[start of RECORDS FOR THE EXERCISE]

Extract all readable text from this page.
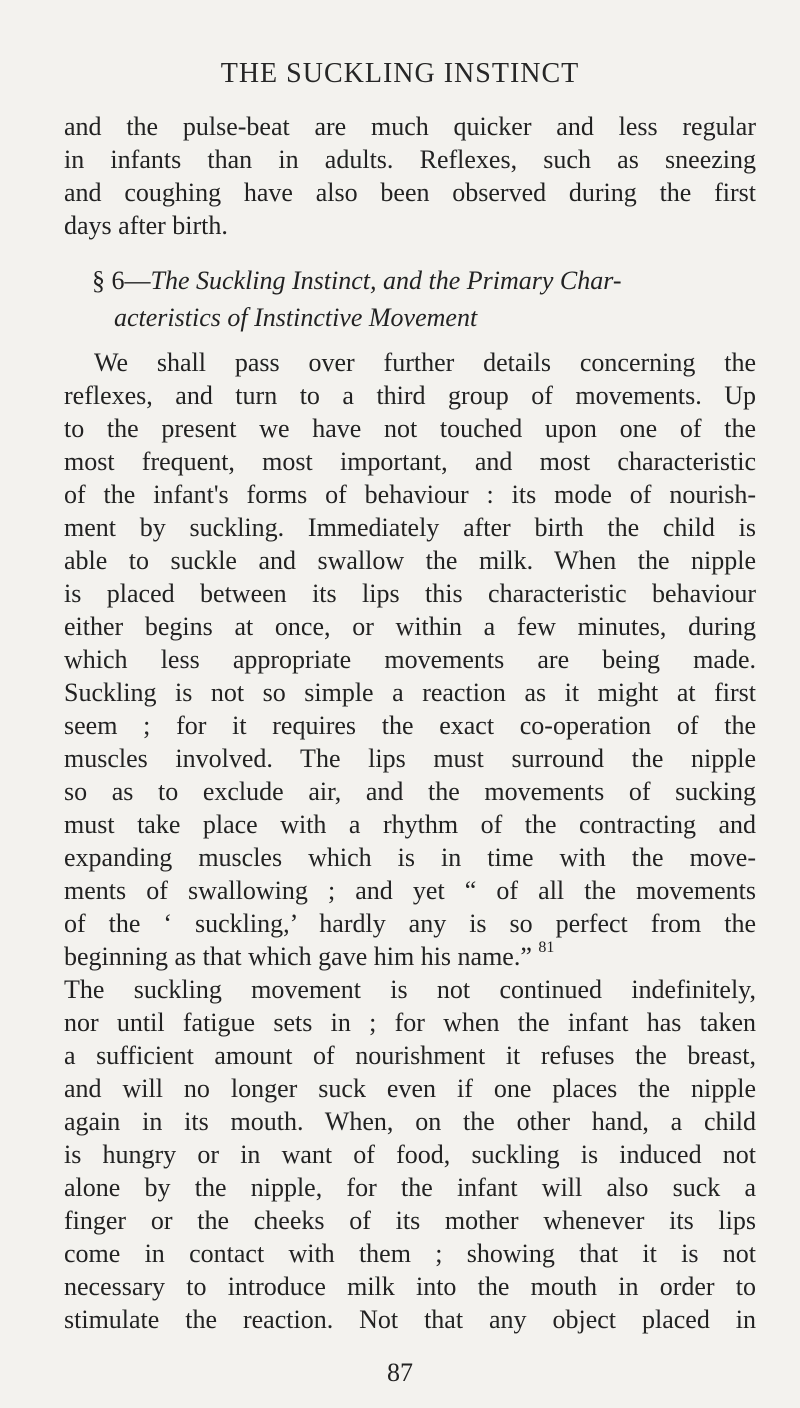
THE SUCKLING INSTINCT
and the pulse-beat are much quicker and less regular
in infants than in adults. Reflexes, such as sneezing
and coughing have also been observed during the first
days after birth.
§ 6—The Suckling Instinct, and the Primary Char-
acteristics of Instinctive Movement
We shall pass over further details concerning the
reflexes, and turn to a third group of movements. Up
to the present we have not touched upon one of the
most frequent, most important, and most characteristic
of the infant's forms of behaviour : its mode of nourish-
ment by suckling. Immediately after birth the child is
able to suckle and swallow the milk. When the nipple
is placed between its lips this characteristic behaviour
either begins at once, or within a few minutes, during
which less appropriate movements are being made.
Suckling is not so simple a reaction as it might at first
seem ; for it requires the exact co-operation of the
muscles involved. The lips must surround the nipple
so as to exclude air, and the movements of sucking
must take place with a rhythm of the contracting and
expanding muscles which is in time with the move-
ments of swallowing ; and yet “ of all the movements
of the ‘ suckling,’ hardly any is so perfect from the
beginning as that which gave him his name.” $^{81}$
The suckling movement is not continued indefinitely,
nor until fatigue sets in ; for when the infant has taken
a sufficient amount of nourishment it refuses the breast,
and will no longer suck even if one places the nipple
again in its mouth. When, on the other hand, a child
is hungry or in want of food, suckling is induced not
alone by the nipple, for the infant will also suck a
finger or the cheeks of its mother whenever its lips
come in contact with them ; showing that it is not
necessary to introduce milk into the mouth in order to
stimulate the reaction. Not that any object placed in
87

[end of RECORDS FOR THE EXERCISE]

Reproduce the data verbatim. Do not carry any picture into the copy.

● **TASK RESPONSE**:
Extract all readable text from this page.
THE SUCKLING INSTINCT
and the pulse-beat are much quicker and less regular
in infants than in adults. Reflexes, such as sneezing
and coughing have also been observed during the first
days after birth.
§ 6—The Suckling Instinct, and the Primary Char-
acteristics of Instinctive Movement
We shall pass over further details concerning the
reflexes, and turn to a third group of movements. Up
to the present we have not touched upon one of the
most frequent, most important, and most characteristic
of the infant's forms of behaviour : its mode of nourish-
ment by suckling. Immediately after birth the child is
able to suckle and swallow the milk. When the nipple
is placed between its lips this characteristic behaviour
either begins at once, or within a few minutes, during
which less appropriate movements are being made.
Suckling is not so simple a reaction as it might at first
seem ; for it requires the exact co-operation of the
muscles involved. The lips must surround the nipple
so as to exclude air, and the movements of sucking
must take place with a rhythm of the contracting and
expanding muscles which is in time with the move-
ments of swallowing ; and yet “ of all the movements
of the ‘ suckling,’ hardly any is so perfect from the
beginning as that which gave him his name.” $^{81}$
The suckling movement is not continued indefinitely,
nor until fatigue sets in ; for when the infant has taken
a sufficient amount of nourishment it refuses the breast,
and will no longer suck even if one places the nipple
again in its mouth. When, on the other hand, a child
is hungry or in want of food, suckling is induced not
alone by the nipple, for the infant will also suck a
finger or the cheeks of its mother whenever its lips
come in contact with them ; showing that it is not
necessary to introduce milk into the mouth in order to
stimulate the reaction. Not that any object placed in
87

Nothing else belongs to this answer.